Task details
In the entries below, identify every line with the string "JSON" and copy it.

§

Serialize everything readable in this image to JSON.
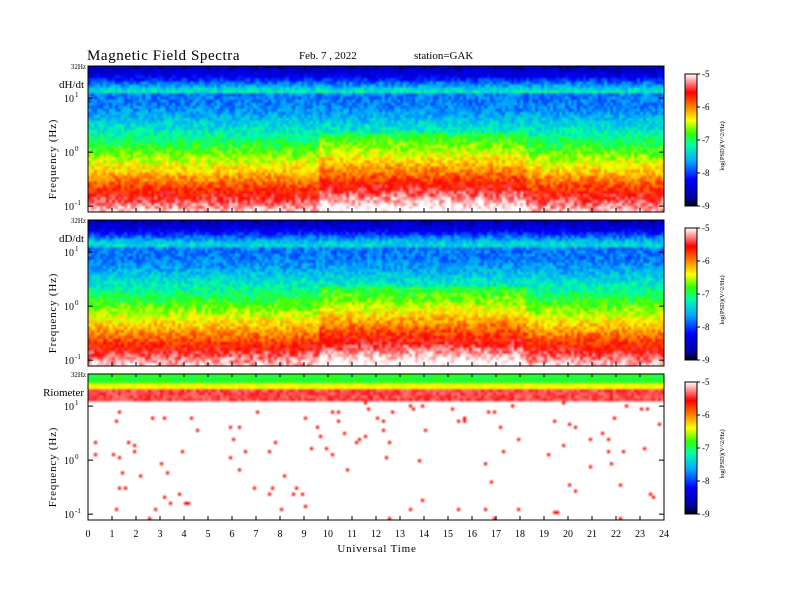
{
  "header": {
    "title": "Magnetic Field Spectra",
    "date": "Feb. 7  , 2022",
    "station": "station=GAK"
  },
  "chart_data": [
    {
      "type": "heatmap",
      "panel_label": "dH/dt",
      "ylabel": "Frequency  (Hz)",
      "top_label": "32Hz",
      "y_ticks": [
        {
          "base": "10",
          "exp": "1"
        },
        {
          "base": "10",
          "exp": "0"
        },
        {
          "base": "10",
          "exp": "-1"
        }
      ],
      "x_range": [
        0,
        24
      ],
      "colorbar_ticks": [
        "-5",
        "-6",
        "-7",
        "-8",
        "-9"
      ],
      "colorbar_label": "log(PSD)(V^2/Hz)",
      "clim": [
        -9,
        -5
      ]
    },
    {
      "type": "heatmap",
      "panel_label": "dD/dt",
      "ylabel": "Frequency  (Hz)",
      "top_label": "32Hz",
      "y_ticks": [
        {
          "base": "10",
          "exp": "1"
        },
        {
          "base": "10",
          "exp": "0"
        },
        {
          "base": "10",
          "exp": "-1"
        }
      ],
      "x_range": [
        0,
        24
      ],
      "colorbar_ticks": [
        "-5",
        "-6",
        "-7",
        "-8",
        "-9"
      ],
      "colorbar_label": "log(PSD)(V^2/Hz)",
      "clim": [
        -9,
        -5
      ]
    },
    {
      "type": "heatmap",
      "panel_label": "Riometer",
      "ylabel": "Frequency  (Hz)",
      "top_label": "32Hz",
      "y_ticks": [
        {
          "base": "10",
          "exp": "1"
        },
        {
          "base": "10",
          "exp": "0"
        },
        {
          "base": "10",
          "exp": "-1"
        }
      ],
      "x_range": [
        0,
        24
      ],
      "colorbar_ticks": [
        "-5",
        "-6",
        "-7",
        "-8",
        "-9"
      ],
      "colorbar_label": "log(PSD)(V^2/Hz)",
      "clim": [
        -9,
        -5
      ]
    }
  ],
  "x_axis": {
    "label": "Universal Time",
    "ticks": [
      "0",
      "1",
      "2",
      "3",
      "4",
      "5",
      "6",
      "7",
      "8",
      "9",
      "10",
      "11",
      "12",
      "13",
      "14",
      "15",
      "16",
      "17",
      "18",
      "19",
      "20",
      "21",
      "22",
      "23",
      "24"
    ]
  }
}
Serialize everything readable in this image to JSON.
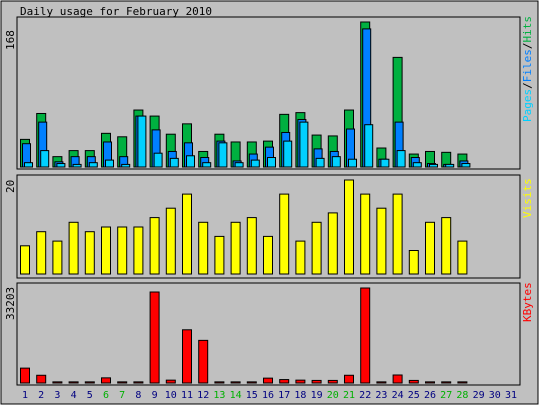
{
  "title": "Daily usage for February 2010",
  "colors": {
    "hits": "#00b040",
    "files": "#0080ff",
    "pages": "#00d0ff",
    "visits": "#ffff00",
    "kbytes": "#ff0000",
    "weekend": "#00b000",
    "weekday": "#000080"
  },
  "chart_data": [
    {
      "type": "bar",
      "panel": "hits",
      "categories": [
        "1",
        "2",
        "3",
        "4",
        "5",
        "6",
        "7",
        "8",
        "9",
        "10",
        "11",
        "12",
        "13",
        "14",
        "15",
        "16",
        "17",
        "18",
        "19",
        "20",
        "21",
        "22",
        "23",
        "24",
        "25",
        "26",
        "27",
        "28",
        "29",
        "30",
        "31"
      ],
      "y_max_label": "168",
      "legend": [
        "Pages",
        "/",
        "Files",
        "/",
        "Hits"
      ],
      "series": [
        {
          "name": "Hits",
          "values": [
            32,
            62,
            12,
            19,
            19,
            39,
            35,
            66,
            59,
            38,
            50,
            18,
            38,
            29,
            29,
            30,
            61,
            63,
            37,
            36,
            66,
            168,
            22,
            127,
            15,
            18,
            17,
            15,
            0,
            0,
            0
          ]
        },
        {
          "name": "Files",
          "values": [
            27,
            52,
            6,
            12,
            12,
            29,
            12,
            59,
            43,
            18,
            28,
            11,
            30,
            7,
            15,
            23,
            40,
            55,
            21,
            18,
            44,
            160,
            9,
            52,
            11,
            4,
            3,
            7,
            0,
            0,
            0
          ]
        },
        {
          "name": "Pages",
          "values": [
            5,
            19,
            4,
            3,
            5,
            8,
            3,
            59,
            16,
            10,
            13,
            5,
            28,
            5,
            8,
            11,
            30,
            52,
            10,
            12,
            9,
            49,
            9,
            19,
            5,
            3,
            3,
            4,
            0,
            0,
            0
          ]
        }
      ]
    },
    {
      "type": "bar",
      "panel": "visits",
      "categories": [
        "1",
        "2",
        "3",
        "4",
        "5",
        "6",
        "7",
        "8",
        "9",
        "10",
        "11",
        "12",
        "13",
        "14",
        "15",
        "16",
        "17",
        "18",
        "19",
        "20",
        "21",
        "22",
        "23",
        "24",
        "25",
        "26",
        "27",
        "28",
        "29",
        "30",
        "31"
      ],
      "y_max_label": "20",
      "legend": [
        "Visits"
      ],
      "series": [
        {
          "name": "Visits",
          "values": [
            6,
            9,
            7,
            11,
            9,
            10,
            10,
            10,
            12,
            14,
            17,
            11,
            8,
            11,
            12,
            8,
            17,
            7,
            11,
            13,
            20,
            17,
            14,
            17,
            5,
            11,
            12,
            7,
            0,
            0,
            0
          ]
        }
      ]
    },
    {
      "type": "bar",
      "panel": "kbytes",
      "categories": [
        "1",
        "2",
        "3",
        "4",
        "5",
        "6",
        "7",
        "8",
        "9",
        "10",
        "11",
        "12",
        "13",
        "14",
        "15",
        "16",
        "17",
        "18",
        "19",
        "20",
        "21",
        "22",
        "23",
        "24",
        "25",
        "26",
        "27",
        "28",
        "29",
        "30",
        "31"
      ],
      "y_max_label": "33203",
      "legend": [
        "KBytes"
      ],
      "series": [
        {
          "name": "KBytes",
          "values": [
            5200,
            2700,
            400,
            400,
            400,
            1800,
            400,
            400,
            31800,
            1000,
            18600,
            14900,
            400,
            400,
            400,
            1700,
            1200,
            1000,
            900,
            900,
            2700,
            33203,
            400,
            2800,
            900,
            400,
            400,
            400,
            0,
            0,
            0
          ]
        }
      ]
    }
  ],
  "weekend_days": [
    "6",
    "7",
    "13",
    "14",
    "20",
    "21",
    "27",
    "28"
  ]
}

§

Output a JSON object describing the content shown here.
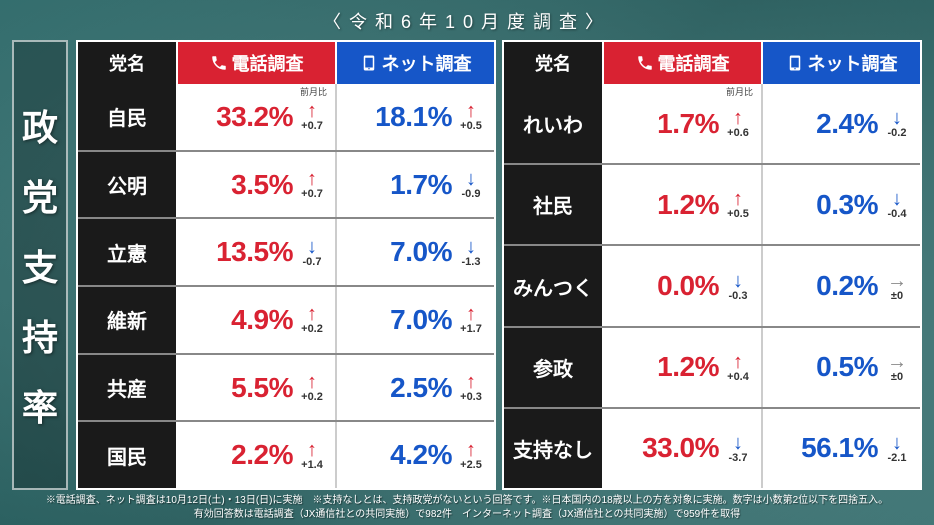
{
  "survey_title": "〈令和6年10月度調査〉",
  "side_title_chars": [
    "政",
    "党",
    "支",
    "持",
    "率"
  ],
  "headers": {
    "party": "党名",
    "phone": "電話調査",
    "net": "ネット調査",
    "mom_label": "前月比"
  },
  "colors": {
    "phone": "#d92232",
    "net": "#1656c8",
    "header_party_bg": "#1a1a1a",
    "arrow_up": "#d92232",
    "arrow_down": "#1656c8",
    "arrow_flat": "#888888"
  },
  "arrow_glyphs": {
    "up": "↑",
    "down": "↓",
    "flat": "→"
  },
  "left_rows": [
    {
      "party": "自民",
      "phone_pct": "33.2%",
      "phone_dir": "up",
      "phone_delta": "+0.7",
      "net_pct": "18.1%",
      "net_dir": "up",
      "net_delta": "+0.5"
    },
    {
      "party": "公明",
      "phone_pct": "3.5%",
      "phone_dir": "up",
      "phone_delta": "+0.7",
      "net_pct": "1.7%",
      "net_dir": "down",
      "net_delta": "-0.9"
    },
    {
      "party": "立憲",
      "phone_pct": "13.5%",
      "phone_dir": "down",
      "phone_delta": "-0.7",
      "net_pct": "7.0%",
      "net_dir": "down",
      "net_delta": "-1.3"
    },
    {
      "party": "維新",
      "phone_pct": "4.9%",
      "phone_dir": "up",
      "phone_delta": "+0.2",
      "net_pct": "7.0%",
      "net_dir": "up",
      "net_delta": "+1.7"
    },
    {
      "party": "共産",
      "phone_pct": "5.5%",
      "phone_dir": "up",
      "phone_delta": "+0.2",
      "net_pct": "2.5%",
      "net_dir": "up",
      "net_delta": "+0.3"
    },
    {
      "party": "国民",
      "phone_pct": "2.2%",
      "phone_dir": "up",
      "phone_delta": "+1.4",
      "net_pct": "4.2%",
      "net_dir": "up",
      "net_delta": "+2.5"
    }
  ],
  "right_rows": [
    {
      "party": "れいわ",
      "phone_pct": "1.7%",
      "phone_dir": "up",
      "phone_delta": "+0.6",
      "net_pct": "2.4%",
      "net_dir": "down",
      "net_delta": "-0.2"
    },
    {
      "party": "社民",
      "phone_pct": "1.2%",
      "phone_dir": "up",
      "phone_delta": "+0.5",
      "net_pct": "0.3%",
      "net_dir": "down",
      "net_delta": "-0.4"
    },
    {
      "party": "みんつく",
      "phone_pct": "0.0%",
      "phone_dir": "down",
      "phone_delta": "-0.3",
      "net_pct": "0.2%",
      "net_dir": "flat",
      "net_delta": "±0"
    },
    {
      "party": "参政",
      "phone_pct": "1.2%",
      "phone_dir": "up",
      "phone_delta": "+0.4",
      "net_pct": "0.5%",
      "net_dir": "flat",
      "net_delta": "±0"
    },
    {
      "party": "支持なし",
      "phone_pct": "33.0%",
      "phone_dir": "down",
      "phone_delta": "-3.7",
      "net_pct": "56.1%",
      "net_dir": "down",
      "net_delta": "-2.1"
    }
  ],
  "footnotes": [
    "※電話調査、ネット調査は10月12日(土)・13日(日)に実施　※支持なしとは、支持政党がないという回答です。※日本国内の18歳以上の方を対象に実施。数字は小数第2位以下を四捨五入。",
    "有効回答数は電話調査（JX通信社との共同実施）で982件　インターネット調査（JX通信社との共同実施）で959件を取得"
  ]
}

§

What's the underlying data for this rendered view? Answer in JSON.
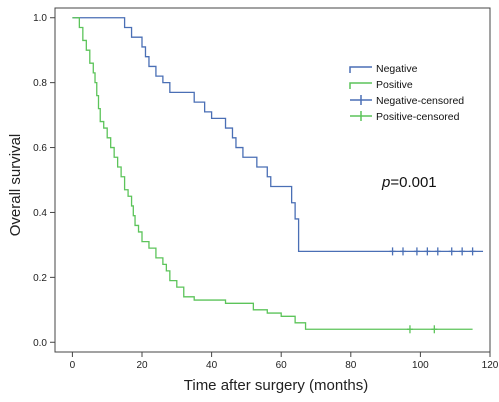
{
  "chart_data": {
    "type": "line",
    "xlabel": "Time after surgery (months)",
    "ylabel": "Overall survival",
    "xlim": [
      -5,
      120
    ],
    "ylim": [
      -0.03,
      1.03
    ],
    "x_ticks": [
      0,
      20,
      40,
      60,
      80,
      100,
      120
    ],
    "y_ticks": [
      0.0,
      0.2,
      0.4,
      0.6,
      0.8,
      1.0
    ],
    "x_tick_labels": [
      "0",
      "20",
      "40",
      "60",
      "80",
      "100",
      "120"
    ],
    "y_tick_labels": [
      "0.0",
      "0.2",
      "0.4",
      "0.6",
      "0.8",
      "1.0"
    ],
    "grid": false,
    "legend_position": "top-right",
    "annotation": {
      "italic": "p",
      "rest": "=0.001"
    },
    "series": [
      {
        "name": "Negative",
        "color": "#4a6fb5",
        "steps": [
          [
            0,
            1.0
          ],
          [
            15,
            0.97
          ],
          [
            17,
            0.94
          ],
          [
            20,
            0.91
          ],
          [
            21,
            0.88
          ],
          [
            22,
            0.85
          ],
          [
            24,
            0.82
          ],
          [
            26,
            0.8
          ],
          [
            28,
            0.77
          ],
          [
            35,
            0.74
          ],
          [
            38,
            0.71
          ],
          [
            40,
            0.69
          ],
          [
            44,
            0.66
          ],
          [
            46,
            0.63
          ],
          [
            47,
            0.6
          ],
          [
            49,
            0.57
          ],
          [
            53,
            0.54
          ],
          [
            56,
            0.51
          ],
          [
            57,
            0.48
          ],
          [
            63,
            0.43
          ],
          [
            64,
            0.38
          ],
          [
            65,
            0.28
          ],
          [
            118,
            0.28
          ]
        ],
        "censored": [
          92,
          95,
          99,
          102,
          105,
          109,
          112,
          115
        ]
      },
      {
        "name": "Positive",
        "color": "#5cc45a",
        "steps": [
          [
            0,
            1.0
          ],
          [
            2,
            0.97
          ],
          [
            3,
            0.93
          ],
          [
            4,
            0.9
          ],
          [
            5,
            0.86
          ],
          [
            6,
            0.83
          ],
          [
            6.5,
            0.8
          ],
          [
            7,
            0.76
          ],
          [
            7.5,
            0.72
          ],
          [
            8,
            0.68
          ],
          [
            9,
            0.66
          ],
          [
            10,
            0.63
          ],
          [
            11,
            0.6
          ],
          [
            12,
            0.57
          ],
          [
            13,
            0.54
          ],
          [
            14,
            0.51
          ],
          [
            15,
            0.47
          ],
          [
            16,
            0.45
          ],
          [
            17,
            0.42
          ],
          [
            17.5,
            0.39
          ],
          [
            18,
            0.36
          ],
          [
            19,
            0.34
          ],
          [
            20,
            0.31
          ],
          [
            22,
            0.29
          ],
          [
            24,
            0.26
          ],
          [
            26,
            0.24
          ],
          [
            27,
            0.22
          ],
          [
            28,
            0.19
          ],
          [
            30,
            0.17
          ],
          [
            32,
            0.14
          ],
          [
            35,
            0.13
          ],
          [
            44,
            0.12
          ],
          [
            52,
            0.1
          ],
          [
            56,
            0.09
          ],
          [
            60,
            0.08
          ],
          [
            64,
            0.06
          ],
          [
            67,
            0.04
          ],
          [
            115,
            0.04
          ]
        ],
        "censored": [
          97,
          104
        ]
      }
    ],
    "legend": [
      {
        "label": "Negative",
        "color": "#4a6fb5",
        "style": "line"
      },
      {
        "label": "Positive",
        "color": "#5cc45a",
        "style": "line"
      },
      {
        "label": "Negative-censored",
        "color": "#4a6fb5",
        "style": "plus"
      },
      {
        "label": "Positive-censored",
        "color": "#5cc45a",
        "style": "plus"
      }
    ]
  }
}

§

Problem solution
Serialize everything readable in this image to JSON.
Serialize everything readable in this image to JSON.
Output a JSON object describing the content shown here.
What's the underlying data for this rendered view? Answer in JSON.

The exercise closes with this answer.